[Records to use]:
------------------------------------------------
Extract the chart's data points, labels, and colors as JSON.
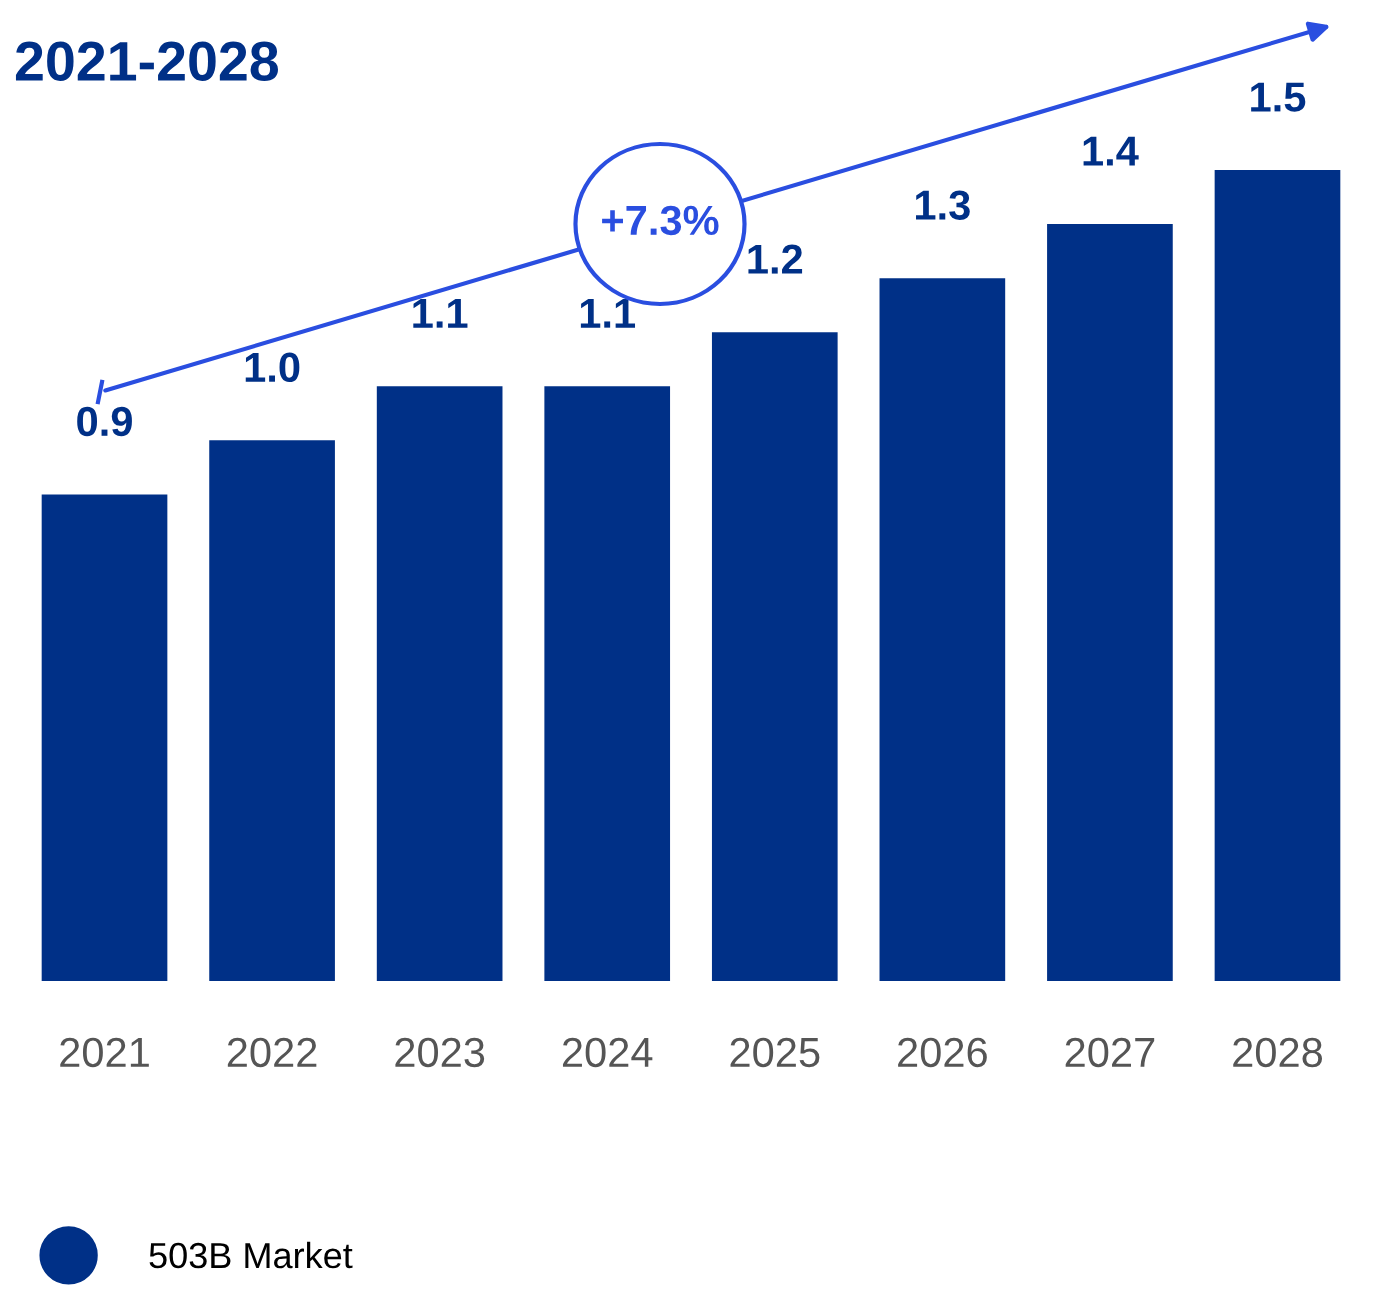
{
  "chart_data": {
    "type": "bar",
    "title": "2021-2028",
    "categories": [
      "2021",
      "2022",
      "2023",
      "2024",
      "2025",
      "2026",
      "2027",
      "2028"
    ],
    "series": [
      {
        "name": "503B Market",
        "color": "#003087",
        "values": [
          0.9,
          1.0,
          1.1,
          1.1,
          1.2,
          1.3,
          1.4,
          1.5
        ],
        "value_labels": [
          "0.9",
          "1.0",
          "1.1",
          "1.1",
          "1.2",
          "1.3",
          "1.4",
          "1.5"
        ]
      }
    ],
    "legend": "bottom left",
    "grid": false,
    "annotations": [
      "+7.3%"
    ]
  }
}
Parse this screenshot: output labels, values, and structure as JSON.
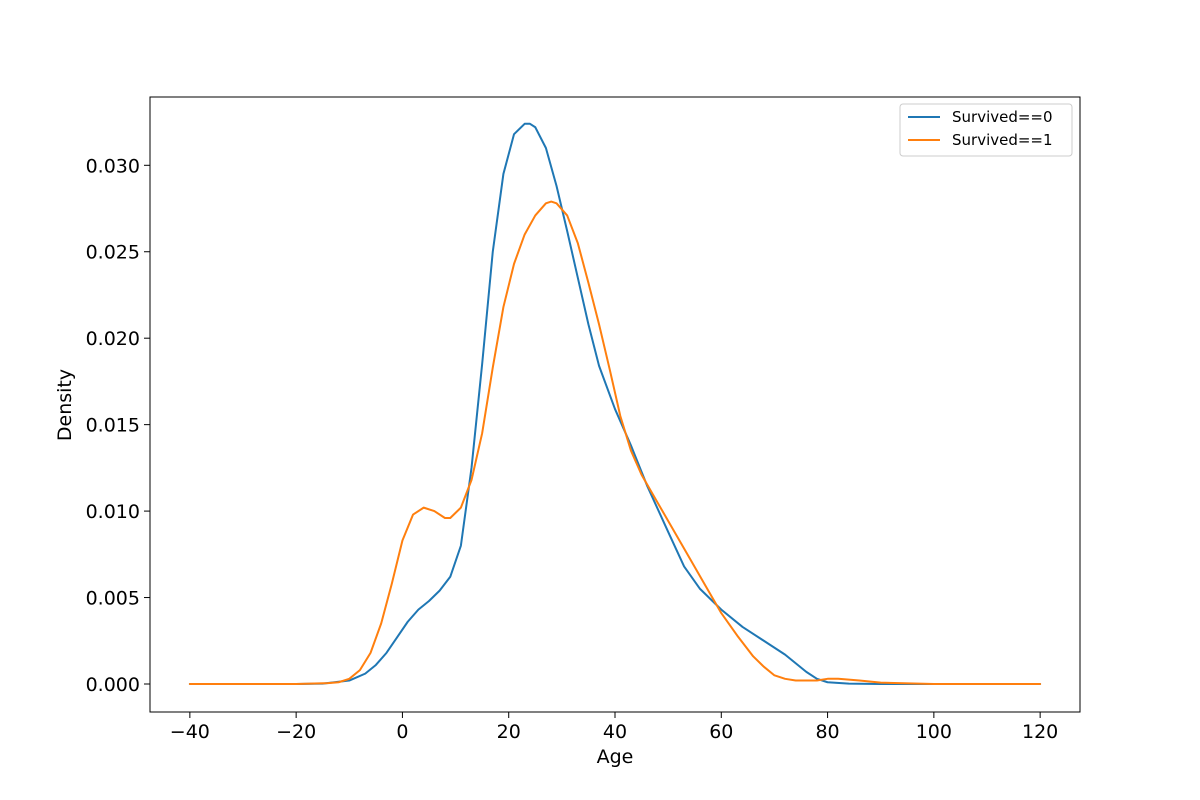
{
  "chart_data": {
    "type": "line",
    "title": "",
    "xlabel": "Age",
    "ylabel": "Density",
    "xlim": [
      -47.5,
      127.5
    ],
    "ylim": [
      -0.00162,
      0.03395
    ],
    "x_ticks": [
      -40,
      -20,
      0,
      20,
      40,
      60,
      80,
      100,
      120
    ],
    "x_tick_labels": [
      "−40",
      "−20",
      "0",
      "20",
      "40",
      "60",
      "80",
      "100",
      "120"
    ],
    "y_ticks": [
      0.0,
      0.005,
      0.01,
      0.015,
      0.02,
      0.025,
      0.03
    ],
    "y_tick_labels": [
      "0.000",
      "0.005",
      "0.010",
      "0.015",
      "0.020",
      "0.025",
      "0.030"
    ],
    "grid": false,
    "legend_position": "top-right",
    "series": [
      {
        "name": "Survived==0",
        "color": "#1f77b4",
        "x": [
          -40,
          -20,
          -15,
          -10,
          -7,
          -5,
          -3,
          -1,
          1,
          3,
          5,
          7,
          9,
          11,
          13,
          15,
          17,
          19,
          21,
          23,
          24,
          25,
          27,
          29,
          31,
          33,
          35,
          37,
          40,
          43,
          46,
          50,
          53,
          56,
          60,
          64,
          68,
          72,
          76,
          78,
          80,
          84,
          90,
          100,
          110,
          120
        ],
        "y": [
          0.0,
          0.0,
          2e-05,
          0.0002,
          0.0006,
          0.0011,
          0.0018,
          0.0027,
          0.0036,
          0.0043,
          0.0048,
          0.0054,
          0.0062,
          0.008,
          0.0125,
          0.0185,
          0.025,
          0.0295,
          0.0318,
          0.0324,
          0.0324,
          0.0322,
          0.031,
          0.0288,
          0.0262,
          0.0235,
          0.0208,
          0.0184,
          0.0159,
          0.0138,
          0.0115,
          0.0088,
          0.0068,
          0.0055,
          0.0043,
          0.0033,
          0.0025,
          0.0017,
          0.0007,
          0.0003,
          0.0001,
          2e-05,
          0.0,
          0.0,
          0.0,
          0.0
        ]
      },
      {
        "name": "Survived==1",
        "color": "#ff7f0e",
        "x": [
          -40,
          -20,
          -14,
          -12,
          -10,
          -8,
          -6,
          -4,
          -2,
          0,
          2,
          4,
          6,
          8,
          9,
          11,
          13,
          15,
          17,
          19,
          21,
          23,
          25,
          27,
          28,
          29,
          31,
          33,
          35,
          37,
          39,
          41,
          43,
          45,
          48,
          51,
          54,
          57,
          60,
          63,
          66,
          68,
          70,
          72,
          74,
          76,
          78,
          80,
          82,
          86,
          90,
          100,
          110,
          120
        ],
        "y": [
          0.0,
          0.0,
          5e-05,
          0.0001,
          0.0003,
          0.0008,
          0.0018,
          0.0035,
          0.0058,
          0.0083,
          0.0098,
          0.0102,
          0.01,
          0.0096,
          0.0096,
          0.0102,
          0.0118,
          0.0145,
          0.0183,
          0.0218,
          0.0243,
          0.026,
          0.0271,
          0.0278,
          0.0279,
          0.0278,
          0.0271,
          0.0255,
          0.0232,
          0.0208,
          0.0182,
          0.0155,
          0.0135,
          0.0121,
          0.0105,
          0.0089,
          0.0073,
          0.0057,
          0.0041,
          0.0028,
          0.0016,
          0.001,
          0.0005,
          0.0003,
          0.0002,
          0.0002,
          0.0002,
          0.0003,
          0.0003,
          0.0002,
          8e-05,
          0.0,
          0.0,
          0.0
        ]
      }
    ]
  }
}
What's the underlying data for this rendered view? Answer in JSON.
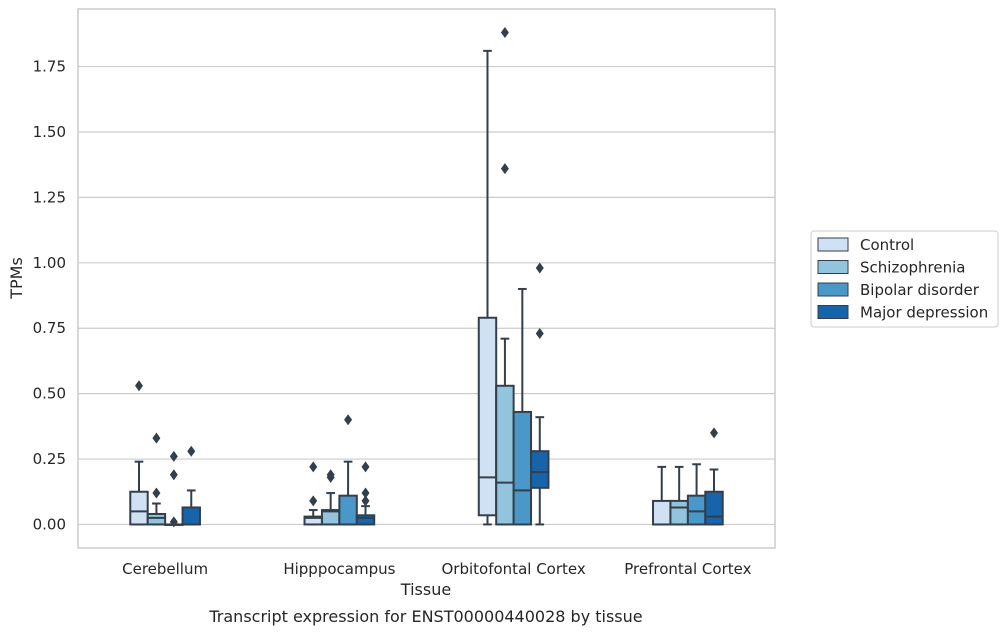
------------------------------------------------
[Goal]: Exclude all images and restate the records above word for word.

[Exercise answer]:
Extract the chart's data points, labels, and colors as JSON.
{
  "chart_data": {
    "type": "bar",
    "title": "2021-2028",
    "categories": [
      "2021",
      "2022",
      "2023",
      "2024",
      "2025",
      "2026",
      "2027",
      "2028"
    ],
    "series": [
      {
        "name": "503B Market",
        "color": "#003087",
        "values": [
          0.9,
          1.0,
          1.1,
          1.1,
          1.2,
          1.3,
          1.4,
          1.5
        ],
        "value_labels": [
          "0.9",
          "1.0",
          "1.1",
          "1.1",
          "1.2",
          "1.3",
          "1.4",
          "1.5"
        ]
      }
    ],
    "legend": "bottom left",
    "grid": false,
    "annotations": [
      "+7.3%"
    ]
  }
}
Parse this screenshot: output labels, values, and structure as JSON.
{
  "chart_data": {
    "type": "line",
    "title": "",
    "xlabel": "Age",
    "ylabel": "Density",
    "xlim": [
      -47.5,
      127.5
    ],
    "ylim": [
      -0.00162,
      0.03395
    ],
    "x_ticks": [
      -40,
      -20,
      0,
      20,
      40,
      60,
      80,
      100,
      120
    ],
    "x_tick_labels": [
      "−40",
      "−20",
      "0",
      "20",
      "40",
      "60",
      "80",
      "100",
      "120"
    ],
    "y_ticks": [
      0.0,
      0.005,
      0.01,
      0.015,
      0.02,
      0.025,
      0.03
    ],
    "y_tick_labels": [
      "0.000",
      "0.005",
      "0.010",
      "0.015",
      "0.020",
      "0.025",
      "0.030"
    ],
    "grid": false,
    "legend_position": "top-right",
    "series": [
      {
        "name": "Survived==0",
        "color": "#1f77b4",
        "x": [
          -40,
          -20,
          -15,
          -10,
          -7,
          -5,
          -3,
          -1,
          1,
          3,
          5,
          7,
          9,
          11,
          13,
          15,
          17,
          19,
          21,
          23,
          24,
          25,
          27,
          29,
          31,
          33,
          35,
          37,
          40,
          43,
          46,
          50,
          53,
          56,
          60,
          64,
          68,
          72,
          76,
          78,
          80,
          84,
          90,
          100,
          110,
          120
        ],
        "y": [
          0.0,
          0.0,
          2e-05,
          0.0002,
          0.0006,
          0.0011,
          0.0018,
          0.0027,
          0.0036,
          0.0043,
          0.0048,
          0.0054,
          0.0062,
          0.008,
          0.0125,
          0.0185,
          0.025,
          0.0295,
          0.0318,
          0.0324,
          0.0324,
          0.0322,
          0.031,
          0.0288,
          0.0262,
          0.0235,
          0.0208,
          0.0184,
          0.0159,
          0.0138,
          0.0115,
          0.0088,
          0.0068,
          0.0055,
          0.0043,
          0.0033,
          0.0025,
          0.0017,
          0.0007,
          0.0003,
          0.0001,
          2e-05,
          0.0,
          0.0,
          0.0,
          0.0
        ]
      },
      {
        "name": "Survived==1",
        "color": "#ff7f0e",
        "x": [
          -40,
          -20,
          -14,
          -12,
          -10,
          -8,
          -6,
          -4,
          -2,
          0,
          2,
          4,
          6,
          8,
          9,
          11,
          13,
          15,
          17,
          19,
          21,
          23,
          25,
          27,
          28,
          29,
          31,
          33,
          35,
          37,
          39,
          41,
          43,
          45,
          48,
          51,
          54,
          57,
          60,
          63,
          66,
          68,
          70,
          72,
          74,
          76,
          78,
          80,
          82,
          86,
          90,
          100,
          110,
          120
        ],
        "y": [
          0.0,
          0.0,
          5e-05,
          0.0001,
          0.0003,
          0.0008,
          0.0018,
          0.0035,
          0.0058,
          0.0083,
          0.0098,
          0.0102,
          0.01,
          0.0096,
          0.0096,
          0.0102,
          0.0118,
          0.0145,
          0.0183,
          0.0218,
          0.0243,
          0.026,
          0.0271,
          0.0278,
          0.0279,
          0.0278,
          0.0271,
          0.0255,
          0.0232,
          0.0208,
          0.0182,
          0.0155,
          0.0135,
          0.0121,
          0.0105,
          0.0089,
          0.0073,
          0.0057,
          0.0041,
          0.0028,
          0.0016,
          0.001,
          0.0005,
          0.0003,
          0.0002,
          0.0002,
          0.0002,
          0.0003,
          0.0003,
          0.0002,
          8e-05,
          0.0,
          0.0,
          0.0
        ]
      }
    ]
  }
}
What's the underlying data for this rendered view? Answer in JSON.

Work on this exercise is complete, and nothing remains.